## ENTRIES SHOWN
◇ ◇ ◇ ◇ ◇ ◇ ◇

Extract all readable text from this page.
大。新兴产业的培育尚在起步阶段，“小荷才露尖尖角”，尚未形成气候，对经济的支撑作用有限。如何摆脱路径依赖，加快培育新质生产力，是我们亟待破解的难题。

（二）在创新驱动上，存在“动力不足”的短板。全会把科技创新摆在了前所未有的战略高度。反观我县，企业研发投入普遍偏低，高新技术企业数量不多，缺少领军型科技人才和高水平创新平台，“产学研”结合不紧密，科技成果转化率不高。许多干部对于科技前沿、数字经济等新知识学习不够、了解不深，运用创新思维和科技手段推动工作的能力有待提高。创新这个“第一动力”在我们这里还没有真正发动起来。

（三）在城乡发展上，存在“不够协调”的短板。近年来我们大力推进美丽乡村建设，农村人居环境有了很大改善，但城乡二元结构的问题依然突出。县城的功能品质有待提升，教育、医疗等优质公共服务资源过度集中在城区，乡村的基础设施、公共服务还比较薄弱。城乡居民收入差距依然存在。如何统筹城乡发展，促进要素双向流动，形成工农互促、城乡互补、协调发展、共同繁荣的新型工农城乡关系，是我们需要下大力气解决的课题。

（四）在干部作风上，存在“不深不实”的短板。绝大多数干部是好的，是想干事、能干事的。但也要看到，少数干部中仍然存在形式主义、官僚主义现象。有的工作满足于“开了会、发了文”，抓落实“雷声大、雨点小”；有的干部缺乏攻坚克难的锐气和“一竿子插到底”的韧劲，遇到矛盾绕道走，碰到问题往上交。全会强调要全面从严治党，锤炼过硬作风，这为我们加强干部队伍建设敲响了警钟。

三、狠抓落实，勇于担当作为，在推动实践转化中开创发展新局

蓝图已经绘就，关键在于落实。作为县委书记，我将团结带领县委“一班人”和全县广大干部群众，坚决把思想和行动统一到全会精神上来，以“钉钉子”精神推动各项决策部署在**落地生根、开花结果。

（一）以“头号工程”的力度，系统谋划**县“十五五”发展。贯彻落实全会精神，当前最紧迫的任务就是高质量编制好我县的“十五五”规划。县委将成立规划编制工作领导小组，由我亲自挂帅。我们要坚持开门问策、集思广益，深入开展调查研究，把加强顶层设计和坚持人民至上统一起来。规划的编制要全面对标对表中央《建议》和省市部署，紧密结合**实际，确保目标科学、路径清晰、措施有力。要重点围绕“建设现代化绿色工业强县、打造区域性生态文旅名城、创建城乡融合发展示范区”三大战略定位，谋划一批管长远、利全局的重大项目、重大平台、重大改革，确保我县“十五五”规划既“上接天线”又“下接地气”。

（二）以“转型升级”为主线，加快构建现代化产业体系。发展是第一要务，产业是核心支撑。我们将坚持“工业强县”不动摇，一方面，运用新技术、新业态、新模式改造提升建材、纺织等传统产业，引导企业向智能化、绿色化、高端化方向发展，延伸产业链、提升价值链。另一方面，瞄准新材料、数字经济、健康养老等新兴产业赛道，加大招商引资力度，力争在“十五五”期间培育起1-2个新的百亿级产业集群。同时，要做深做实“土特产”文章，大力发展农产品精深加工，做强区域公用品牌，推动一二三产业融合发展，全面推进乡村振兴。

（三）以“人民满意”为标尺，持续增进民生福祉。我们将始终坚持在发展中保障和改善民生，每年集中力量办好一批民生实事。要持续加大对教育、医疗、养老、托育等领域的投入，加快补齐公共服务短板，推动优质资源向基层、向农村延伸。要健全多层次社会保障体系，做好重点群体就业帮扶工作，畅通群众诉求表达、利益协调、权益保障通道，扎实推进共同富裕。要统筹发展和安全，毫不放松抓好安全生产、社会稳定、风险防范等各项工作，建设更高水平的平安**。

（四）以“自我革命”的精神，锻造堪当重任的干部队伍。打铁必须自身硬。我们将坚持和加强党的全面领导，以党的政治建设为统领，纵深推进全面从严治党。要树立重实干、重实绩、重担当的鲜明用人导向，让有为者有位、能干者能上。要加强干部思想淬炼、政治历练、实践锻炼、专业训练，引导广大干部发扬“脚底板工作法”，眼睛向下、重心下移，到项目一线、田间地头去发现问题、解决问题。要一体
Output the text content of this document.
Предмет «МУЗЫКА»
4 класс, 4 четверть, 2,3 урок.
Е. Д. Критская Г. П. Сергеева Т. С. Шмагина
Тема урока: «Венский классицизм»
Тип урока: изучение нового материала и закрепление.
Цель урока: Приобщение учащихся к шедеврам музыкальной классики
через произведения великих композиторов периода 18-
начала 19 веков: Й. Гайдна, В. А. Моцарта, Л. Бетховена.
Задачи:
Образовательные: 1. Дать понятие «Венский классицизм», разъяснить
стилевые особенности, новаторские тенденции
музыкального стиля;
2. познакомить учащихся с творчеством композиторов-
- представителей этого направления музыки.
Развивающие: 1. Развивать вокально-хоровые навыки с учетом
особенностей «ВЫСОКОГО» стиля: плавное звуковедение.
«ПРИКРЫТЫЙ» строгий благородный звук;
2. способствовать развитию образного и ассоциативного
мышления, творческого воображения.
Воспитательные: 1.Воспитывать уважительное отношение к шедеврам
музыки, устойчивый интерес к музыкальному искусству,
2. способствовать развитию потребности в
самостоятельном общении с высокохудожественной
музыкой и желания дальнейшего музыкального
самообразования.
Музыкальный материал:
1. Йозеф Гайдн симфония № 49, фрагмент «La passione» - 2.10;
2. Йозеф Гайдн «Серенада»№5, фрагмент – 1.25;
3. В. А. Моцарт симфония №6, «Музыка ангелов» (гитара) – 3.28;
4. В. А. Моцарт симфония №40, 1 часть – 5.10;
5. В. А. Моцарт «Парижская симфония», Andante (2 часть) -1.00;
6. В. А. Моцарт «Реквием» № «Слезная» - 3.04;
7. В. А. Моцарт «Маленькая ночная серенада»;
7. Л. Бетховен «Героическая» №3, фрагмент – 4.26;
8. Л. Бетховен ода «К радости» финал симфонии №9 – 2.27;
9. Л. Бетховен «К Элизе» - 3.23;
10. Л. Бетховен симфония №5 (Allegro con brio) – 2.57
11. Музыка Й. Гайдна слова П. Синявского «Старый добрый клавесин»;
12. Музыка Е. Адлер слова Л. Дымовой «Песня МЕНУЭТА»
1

◇ ◇ ◇ ◇ ◇ ◇ ◇

## PROBLEM STATEMENT
Quote each line above in full, word for word.

## RESULT OF THE TASK
Extract all readable text from this page.
大。新兴产业的培育尚在起步阶段，“小荷才露尖尖角”，尚未形成气候，对经济的支撑作用有限。如何摆脱路径依赖，加快培育新质生产力，是我们亟待破解的难题。

（二）在创新驱动上，存在“动力不足”的短板。全会把科技创新摆在了前所未有的战略高度。反观我县，企业研发投入普遍偏低，高新技术企业数量不多，缺少领军型科技人才和高水平创新平台，“产学研”结合不紧密，科技成果转化率不高。许多干部对于科技前沿、数字经济等新知识学习不够、了解不深，运用创新思维和科技手段推动工作的能力有待提高。创新这个“第一动力”在我们这里还没有真正发动起来。

（三）在城乡发展上，存在“不够协调”的短板。近年来我们大力推进美丽乡村建设，农村人居环境有了很大改善，但城乡二元结构的问题依然突出。县城的功能品质有待提升，教育、医疗等优质公共服务资源过度集中在城区，乡村的基础设施、公共服务还比较薄弱。城乡居民收入差距依然存在。如何统筹城乡发展，促进要素双向流动，形成工农互促、城乡互补、协调发展、共同繁荣的新型工农城乡关系，是我们需要下大力气解决的课题。

（四）在干部作风上，存在“不深不实”的短板。绝大多数干部是好的，是想干事、能干事的。但也要看到，少数干部中仍然存在形式主义、官僚主义现象。有的工作满足于“开了会、发了文”，抓落实“雷声大、雨点小”；有的干部缺乏攻坚克难的锐气和“一竿子插到底”的韧劲，遇到矛盾绕道走，碰到问题往上交。全会强调要全面从严治党，锤炼过硬作风，这为我们加强干部队伍建设敲响了警钟。

三、狠抓落实，勇于担当作为，在推动实践转化中开创发展新局

蓝图已经绘就，关键在于落实。作为县委书记，我将团结带领县委“一班人”和全县广大干部群众，坚决把思想和行动统一到全会精神上来，以“钉钉子”精神推动各项决策部署在**落地生根、开花结果。

（一）以“头号工程”的力度，系统谋划**县“十五五”发展。贯彻落实全会精神，当前最紧迫的任务就是高质量编制好我县的“十五五”规划。县委将成立规划编制工作领导小组，由我亲自挂帅。我们要坚持开门问策、集思广益，深入开展调查研究，把加强顶层设计和坚持人民至上统一起来。规划的编制要全面对标对表中央《建议》和省市部署，紧密结合**实际，确保目标科学、路径清晰、措施有力。要重点围绕“建设现代化绿色工业强县、打造区域性生态文旅名城、创建城乡融合发展示范区”三大战略定位，谋划一批管长远、利全局的重大项目、重大平台、重大改革，确保我县“十五五”规划既“上接天线”又“下接地气”。

（二）以“转型升级”为主线，加快构建现代化产业体系。发展是第一要务，产业是核心支撑。我们将坚持“工业强县”不动摇，一方面，运用新技术、新业态、新模式改造提升建材、纺织等传统产业，引导企业向智能化、绿色化、高端化方向发展，延伸产业链、提升价值链。另一方面，瞄准新材料、数字经济、健康养老等新兴产业赛道，加大招商引资力度，力争在“十五五”期间培育起1-2个新的百亿级产业集群。同时，要做深做实“土特产”文章，大力发展农产品精深加工，做强区域公用品牌，推动一二三产业融合发展，全面推进乡村振兴。

（三）以“人民满意”为标尺，持续增进民生福祉。我们将始终坚持在发展中保障和改善民生，每年集中力量办好一批民生实事。要持续加大对教育、医疗、养老、托育等领域的投入，加快补齐公共服务短板，推动优质资源向基层、向农村延伸。要健全多层次社会保障体系，做好重点群体就业帮扶工作，畅通群众诉求表达、利益协调、权益保障通道，扎实推进共同富裕。要统筹发展和安全，毫不放松抓好安全生产、社会稳定、风险防范等各项工作，建设更高水平的平安**。

（四）以“自我革命”的精神，锻造堪当重任的干部队伍。打铁必须自身硬。我们将坚持和加强党的全面领导，以党的政治建设为统领，纵深推进全面从严治党。要树立重实干、重实绩、重担当的鲜明用人导向，让有为者有位、能干者能上。要加强干部思想淬炼、政治历练、实践锻炼、专业训练，引导广大干部发扬“脚底板工作法”，眼睛向下、重心下移，到项目一线、田间地头去发现问题、解决问题。要一体
Output the text content of this document.
Предмет «МУЗЫКА»
4 класс, 4 четверть, 2,3 урок.
Е. Д. Критская Г. П. Сергеева Т. С. Шмагина
Тема урока: «Венский классицизм»
Тип урока: изучение нового материала и закрепление.
Цель урока: Приобщение учащихся к шедеврам музыкальной классики
через произведения великих композиторов периода 18-
начала 19 веков: Й. Гайдна, В. А. Моцарта, Л. Бетховена.
Задачи:
Образовательные: 1. Дать понятие «Венский классицизм», разъяснить
стилевые особенности, новаторские тенденции
музыкального стиля;
2. познакомить учащихся с творчеством композиторов-
- представителей этого направления музыки.
Развивающие: 1. Развивать вокально-хоровые навыки с учетом
особенностей «ВЫСОКОГО» стиля: плавное звуковедение.
«ПРИКРЫТЫЙ» строгий благородный звук;
2. способствовать развитию образного и ассоциативного
мышления, творческого воображения.
Воспитательные: 1.Воспитывать уважительное отношение к шедеврам
музыки, устойчивый интерес к музыкальному искусству,
2. способствовать развитию потребности в
самостоятельном общении с высокохудожественной
музыкой и желания дальнейшего музыкального
самообразования.
Музыкальный материал:
1. Йозеф Гайдн симфония № 49, фрагмент «La passione» - 2.10;
2. Йозеф Гайдн «Серенада»№5, фрагмент – 1.25;
3. В. А. Моцарт симфония №6, «Музыка ангелов» (гитара) – 3.28;
4. В. А. Моцарт симфония №40, 1 часть – 5.10;
5. В. А. Моцарт «Парижская симфония», Andante (2 часть) -1.00;
6. В. А. Моцарт «Реквием» № «Слезная» - 3.04;
7. В. А. Моцарт «Маленькая ночная серенада»;
7. Л. Бетховен «Героическая» №3, фрагмент – 4.26;
8. Л. Бетховен ода «К радости» финал симфонии №9 – 2.27;
9. Л. Бетховен «К Элизе» - 3.23;
10. Л. Бетховен симфония №5 (Allegro con brio) – 2.57
11. Музыка Й. Гайдна слова П. Синявского «Старый добрый клавесин»;
12. Музыка Е. Адлер слова Л. Дымовой «Песня МЕНУЭТА»
1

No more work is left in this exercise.